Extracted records
####################

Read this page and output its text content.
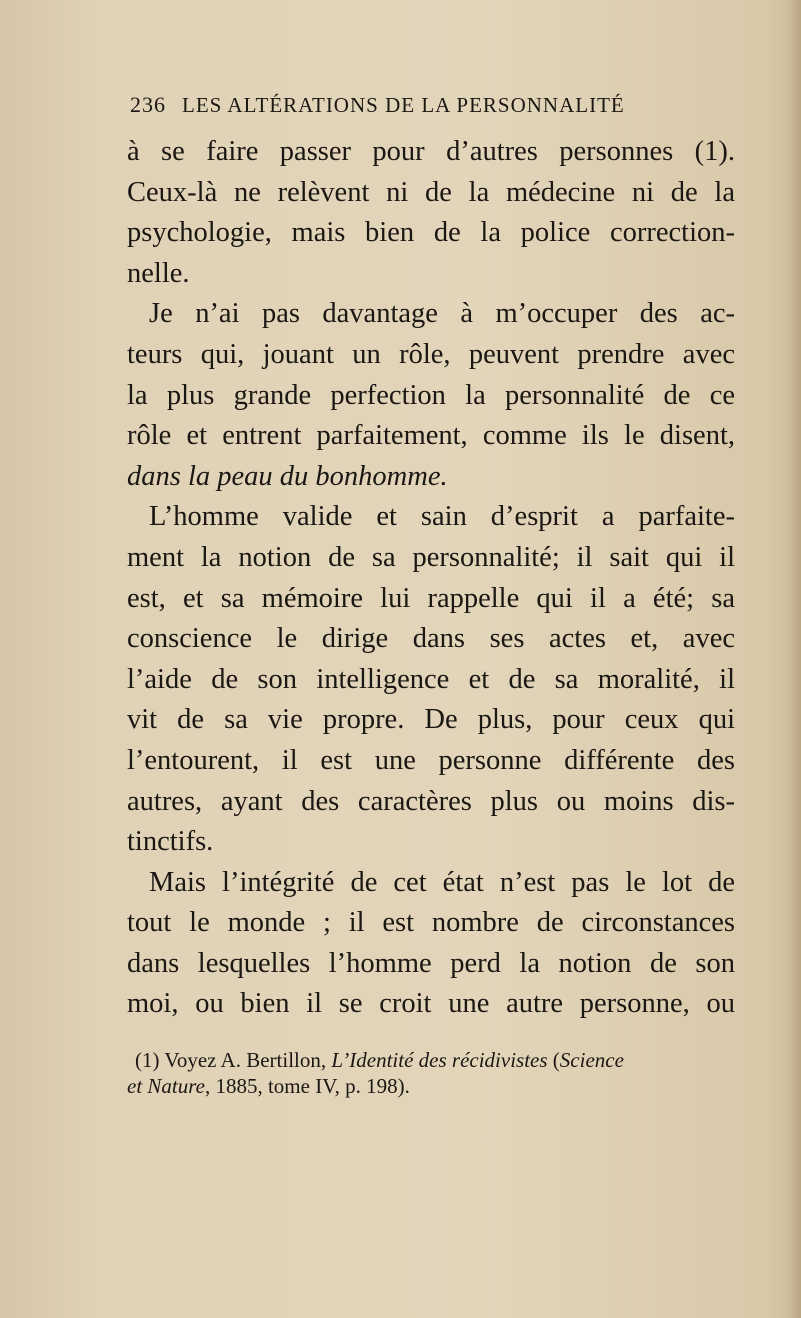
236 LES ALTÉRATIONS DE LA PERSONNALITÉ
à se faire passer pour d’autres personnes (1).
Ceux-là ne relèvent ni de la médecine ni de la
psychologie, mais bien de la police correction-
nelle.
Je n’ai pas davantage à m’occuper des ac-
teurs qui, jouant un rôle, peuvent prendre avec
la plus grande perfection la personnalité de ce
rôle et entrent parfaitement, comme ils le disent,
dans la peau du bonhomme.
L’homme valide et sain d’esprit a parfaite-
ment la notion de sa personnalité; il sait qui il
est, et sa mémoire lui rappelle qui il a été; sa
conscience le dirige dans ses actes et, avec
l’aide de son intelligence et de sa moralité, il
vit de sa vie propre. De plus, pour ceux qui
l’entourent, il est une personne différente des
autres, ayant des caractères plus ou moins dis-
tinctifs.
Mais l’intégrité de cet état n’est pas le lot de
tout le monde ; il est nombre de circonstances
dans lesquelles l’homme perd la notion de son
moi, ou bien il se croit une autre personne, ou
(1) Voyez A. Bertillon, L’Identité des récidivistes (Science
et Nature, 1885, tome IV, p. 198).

####################

▶ [Problem requirements] Check each line in the records for the word "bien" and say how many have it, with nothing else.

▶ [Response to the exercise] 2